- **Task description**: Reproduce the records below in full and without edits, omitting images.

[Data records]
+++++

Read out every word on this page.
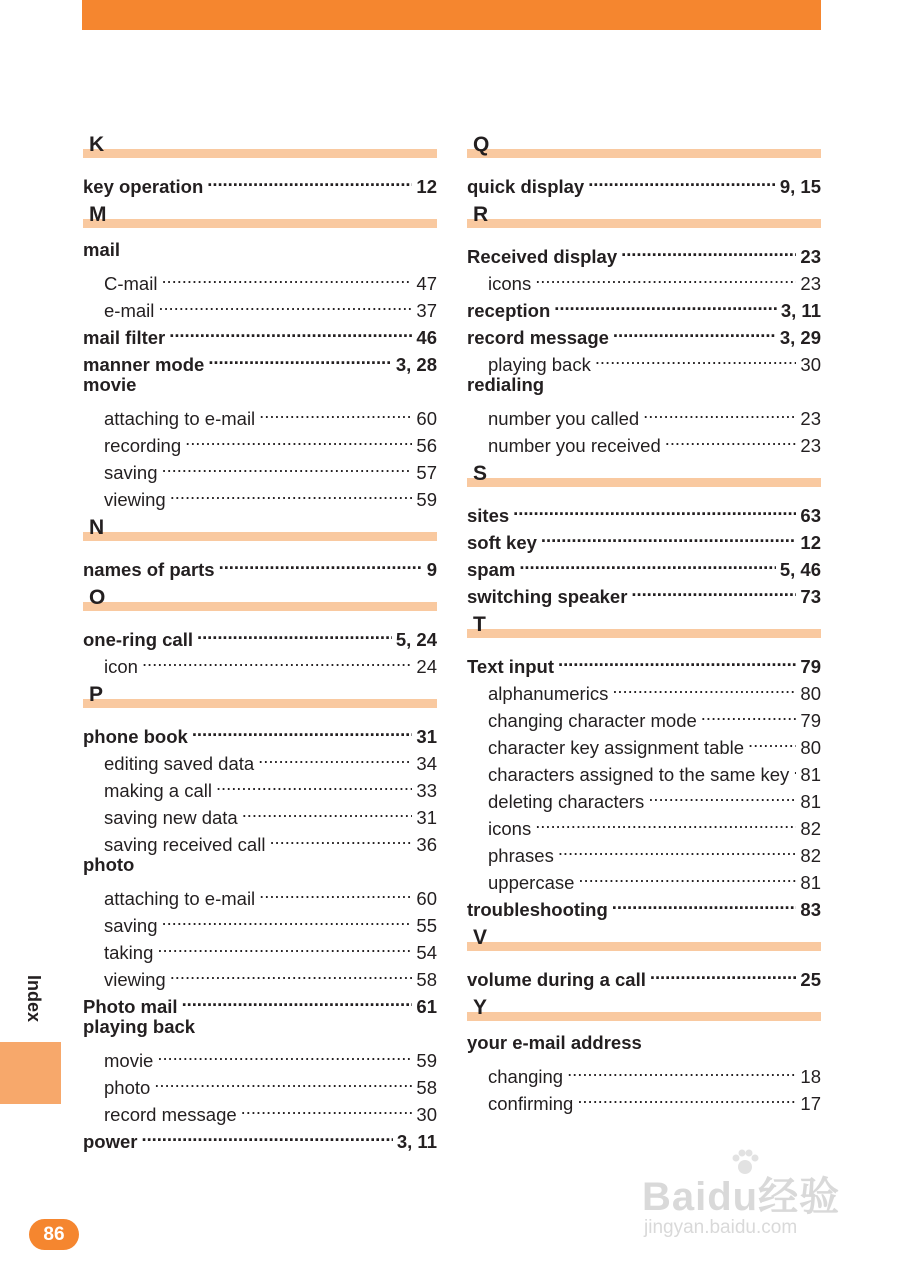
K
key operation . . .	12
M
mail
C-mail . . .	47
e-mail . . .	37
mail filter . . .	46
manner mode . . .	3, 28
movie
attaching to e-mail . . .	60
recording . . .	56
saving . . .	57
viewing . . .	59
N
names of parts . . .	9
O
one-ring call . . .	5, 24
icon . . .	24
P
phone book . . .	31
editing saved data . . .	34
making a call . . .	33
saving new data . . .	31
saving received call . . .	36
photo
attaching to e-mail . . .	60
saving . . .	55
taking . . .	54
viewing . . .	58
Photo mail . . .	61
playing back
movie . . .	59
photo . . .	58
record message . . .	30
power . . .	3, 11
Q
quick display . . .	9, 15
R
Received display . . .	23
icons . . .	23
reception . . .	3, 11
record message . . .	3, 29
playing back . . .	30
redialing
number you called . . .	23
number you received . . .	23
S
sites . . .	63
soft key . . .	12
spam . . .	5, 46
switching speaker . . .	73
T
Text input . . .	79
alphanumerics . . .	80
changing character mode . . .	79
character key assignment table . . .	80
characters assigned to the same key . . . 81
deleting characters . . .	81
icons . . .	82
phrases . . .	82
uppercase . . .	81
troubleshooting . . .	83
V
volume during a call . . .	25
Y
your e-mail address
changing . . .	18
confirming . . .	17
Index
86
Baidu经验
jingyan.baidu.com
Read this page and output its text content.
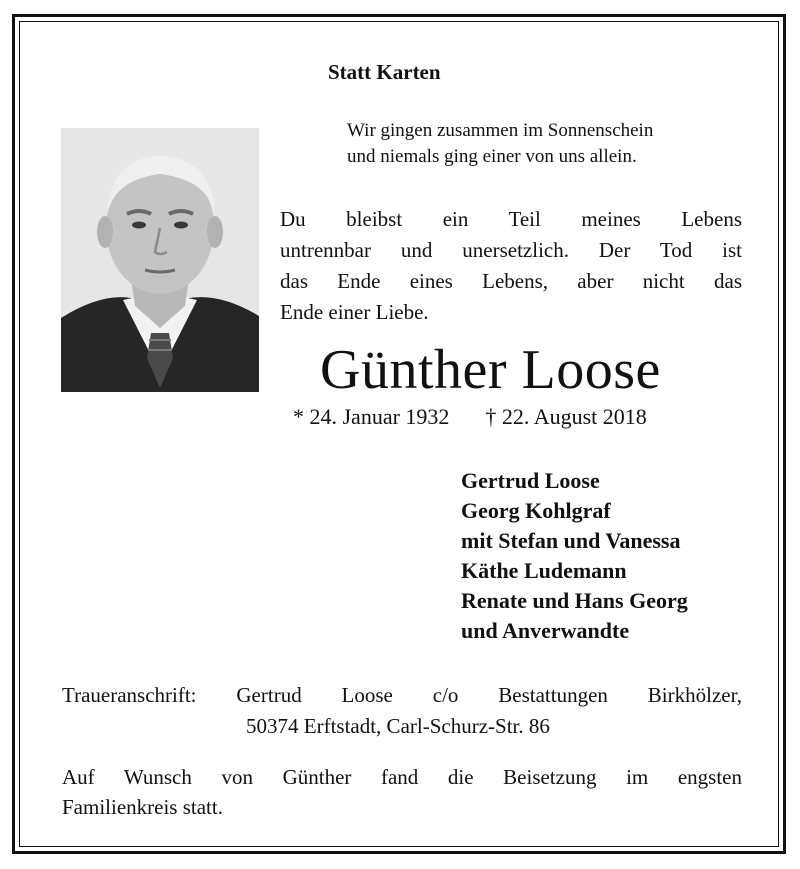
Statt Karten
Wir gingen zusammen im Sonnenschein
und niemals ging einer von uns allein.
Du bleibst ein Teil meines Lebens
untrennbar und unersetzlich. Der Tod ist
das Ende eines Lebens, aber nicht das
Ende einer Liebe.
Günther Loose
* 24. Januar 1932 † 22. August 2018
Gertrud Loose
Georg Kohlgraf
mit Stefan und Vanessa
Käthe Ludemann
Renate und Hans Georg
und Anverwandte
Traueranschrift: Gertrud Loose c/o Bestattungen Birkhölzer,
50374 Erftstadt, Carl-Schurz-Str. 86
Auf Wunsch von Günther fand die Beisetzung im engsten
Familienkreis statt.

+++++

- **Reply**:
Read out every word on this page.
K
key operation . . .	12
M
mail
C-mail . . .	47
e-mail . . .	37
mail filter . . .	46
manner mode . . .	3, 28
movie
attaching to e-mail . . .	60
recording . . .	56
saving . . .	57
viewing . . .	59
N
names of parts . . .	9
O
one-ring call . . .	5, 24
icon . . .	24
P
phone book . . .	31
editing saved data . . .	34
making a call . . .	33
saving new data . . .	31
saving received call . . .	36
photo
attaching to e-mail . . .	60
saving . . .	55
taking . . .	54
viewing . . .	58
Photo mail . . .	61
playing back
movie . . .	59
photo . . .	58
record message . . .	30
power . . .	3, 11
Q
quick display . . .	9, 15
R
Received display . . .	23
icons . . .	23
reception . . .	3, 11
record message . . .	3, 29
playing back . . .	30
redialing
number you called . . .	23
number you received . . .	23
S
sites . . .	63
soft key . . .	12
spam . . .	5, 46
switching speaker . . .	73
T
Text input . . .	79
alphanumerics . . .	80
changing character mode . . .	79
character key assignment table . . .	80
characters assigned to the same key . . . 81
deleting characters . . .	81
icons . . .	82
phrases . . .	82
uppercase . . .	81
troubleshooting . . .	83
V
volume during a call . . .	25
Y
your e-mail address
changing . . .	18
confirming . . .	17
Index
86
Baidu经验
jingyan.baidu.com
Read this page and output its text content.
Statt Karten
Wir gingen zusammen im Sonnenschein
und niemals ging einer von uns allein.
Du bleibst ein Teil meines Lebens
untrennbar und unersetzlich. Der Tod ist
das Ende eines Lebens, aber nicht das
Ende einer Liebe.
Günther Loose
* 24. Januar 1932 † 22. August 2018
Gertrud Loose
Georg Kohlgraf
mit Stefan und Vanessa
Käthe Ludemann
Renate und Hans Georg
und Anverwandte
Traueranschrift: Gertrud Loose c/o Bestattungen Birkhölzer,
50374 Erftstadt, Carl-Schurz-Str. 86
Auf Wunsch von Günther fand die Beisetzung im engsten
Familienkreis statt.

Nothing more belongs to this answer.